__Your objective__: Output each line exactly as it appears, skipping any embedded picture.

__Source records__:
============

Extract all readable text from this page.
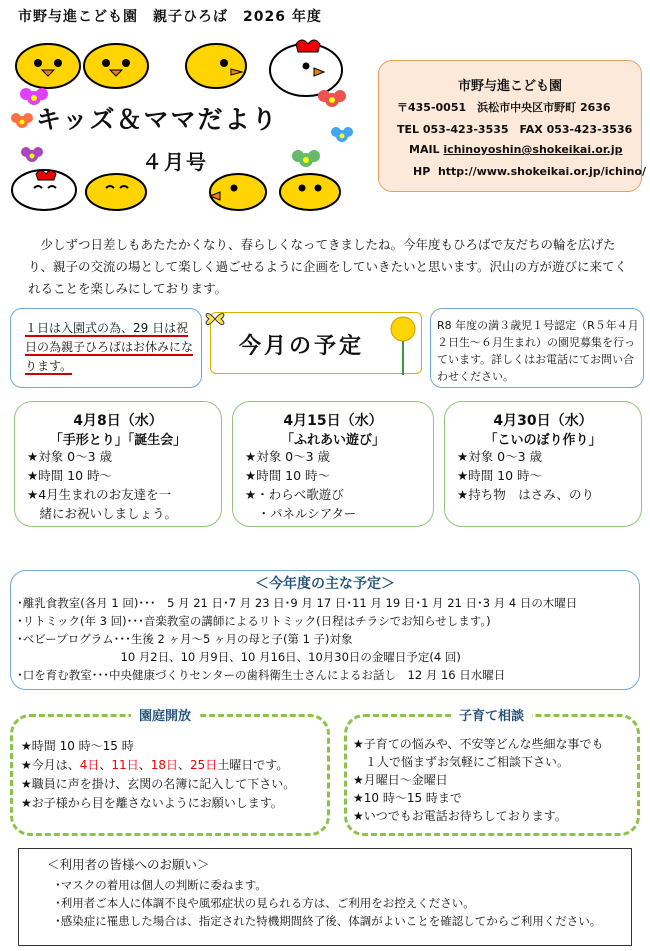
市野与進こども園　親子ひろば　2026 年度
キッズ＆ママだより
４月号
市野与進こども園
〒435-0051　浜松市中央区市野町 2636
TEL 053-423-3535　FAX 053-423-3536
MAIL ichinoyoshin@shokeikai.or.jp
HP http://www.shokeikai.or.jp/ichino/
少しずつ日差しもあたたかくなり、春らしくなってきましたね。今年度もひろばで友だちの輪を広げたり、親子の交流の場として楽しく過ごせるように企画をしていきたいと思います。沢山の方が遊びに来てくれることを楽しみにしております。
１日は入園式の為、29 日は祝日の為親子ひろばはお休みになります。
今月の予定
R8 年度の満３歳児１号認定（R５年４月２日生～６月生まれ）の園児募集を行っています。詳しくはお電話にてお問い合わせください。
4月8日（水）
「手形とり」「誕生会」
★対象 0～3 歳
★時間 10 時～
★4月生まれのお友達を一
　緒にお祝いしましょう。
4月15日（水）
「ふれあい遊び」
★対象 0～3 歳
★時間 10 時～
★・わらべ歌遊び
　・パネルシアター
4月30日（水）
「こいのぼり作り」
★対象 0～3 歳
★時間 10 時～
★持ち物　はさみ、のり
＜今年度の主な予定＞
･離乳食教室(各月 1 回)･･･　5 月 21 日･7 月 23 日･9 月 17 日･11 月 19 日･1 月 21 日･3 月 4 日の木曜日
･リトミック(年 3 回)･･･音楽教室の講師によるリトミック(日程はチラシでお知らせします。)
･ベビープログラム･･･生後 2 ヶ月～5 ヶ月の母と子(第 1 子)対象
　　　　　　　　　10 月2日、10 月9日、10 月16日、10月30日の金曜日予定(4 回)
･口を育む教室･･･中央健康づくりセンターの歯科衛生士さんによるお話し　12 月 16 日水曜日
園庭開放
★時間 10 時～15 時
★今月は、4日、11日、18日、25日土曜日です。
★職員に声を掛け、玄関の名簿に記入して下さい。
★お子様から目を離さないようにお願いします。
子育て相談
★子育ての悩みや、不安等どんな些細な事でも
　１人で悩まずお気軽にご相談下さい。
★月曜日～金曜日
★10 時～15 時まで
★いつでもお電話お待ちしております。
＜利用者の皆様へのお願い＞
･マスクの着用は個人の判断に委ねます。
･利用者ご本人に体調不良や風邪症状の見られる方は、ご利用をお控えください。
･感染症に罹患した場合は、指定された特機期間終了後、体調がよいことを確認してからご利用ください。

============

__Problem solution__:
Extract all readable text from this page.
市野与進こども園　親子ひろば　2026 年度
キッズ＆ママだより
４月号
市野与進こども園
〒435-0051　浜松市中央区市野町 2636
TEL 053-423-3535　FAX 053-423-3536
MAIL ichinoyoshin@shokeikai.or.jp
HP http://www.shokeikai.or.jp/ichino/
少しずつ日差しもあたたかくなり、春らしくなってきましたね。今年度もひろばで友だちの輪を広げたり、親子の交流の場として楽しく過ごせるように企画をしていきたいと思います。沢山の方が遊びに来てくれることを楽しみにしております。
１日は入園式の為、29 日は祝日の為親子ひろばはお休みになります。
今月の予定
R8 年度の満３歳児１号認定（R５年４月２日生～６月生まれ）の園児募集を行っています。詳しくはお電話にてお問い合わせください。
4月8日（水）
「手形とり」「誕生会」
★対象 0～3 歳
★時間 10 時～
★4月生まれのお友達を一
　緒にお祝いしましょう。
4月15日（水）
「ふれあい遊び」
★対象 0～3 歳
★時間 10 時～
★・わらべ歌遊び
　・パネルシアター
4月30日（水）
「こいのぼり作り」
★対象 0～3 歳
★時間 10 時～
★持ち物　はさみ、のり
＜今年度の主な予定＞
･離乳食教室(各月 1 回)･･･　5 月 21 日･7 月 23 日･9 月 17 日･11 月 19 日･1 月 21 日･3 月 4 日の木曜日
･リトミック(年 3 回)･･･音楽教室の講師によるリトミック(日程はチラシでお知らせします。)
･ベビープログラム･･･生後 2 ヶ月～5 ヶ月の母と子(第 1 子)対象
　　　　　　　　　10 月2日、10 月9日、10 月16日、10月30日の金曜日予定(4 回)
･口を育む教室･･･中央健康づくりセンターの歯科衛生士さんによるお話し　12 月 16 日水曜日
園庭開放
★時間 10 時～15 時
★今月は、4日、11日、18日、25日土曜日です。
★職員に声を掛け、玄関の名簿に記入して下さい。
★お子様から目を離さないようにお願いします。
子育て相談
★子育ての悩みや、不安等どんな些細な事でも
　１人で悩まずお気軽にご相談下さい。
★月曜日～金曜日
★10 時～15 時まで
★いつでもお電話お待ちしております。
＜利用者の皆様へのお願い＞
･マスクの着用は個人の判断に委ねます。
･利用者ご本人に体調不良や風邪症状の見られる方は、ご利用をお控えください。
･感染症に罹患した場合は、指定された特機期間終了後、体調がよいことを確認してからご利用ください。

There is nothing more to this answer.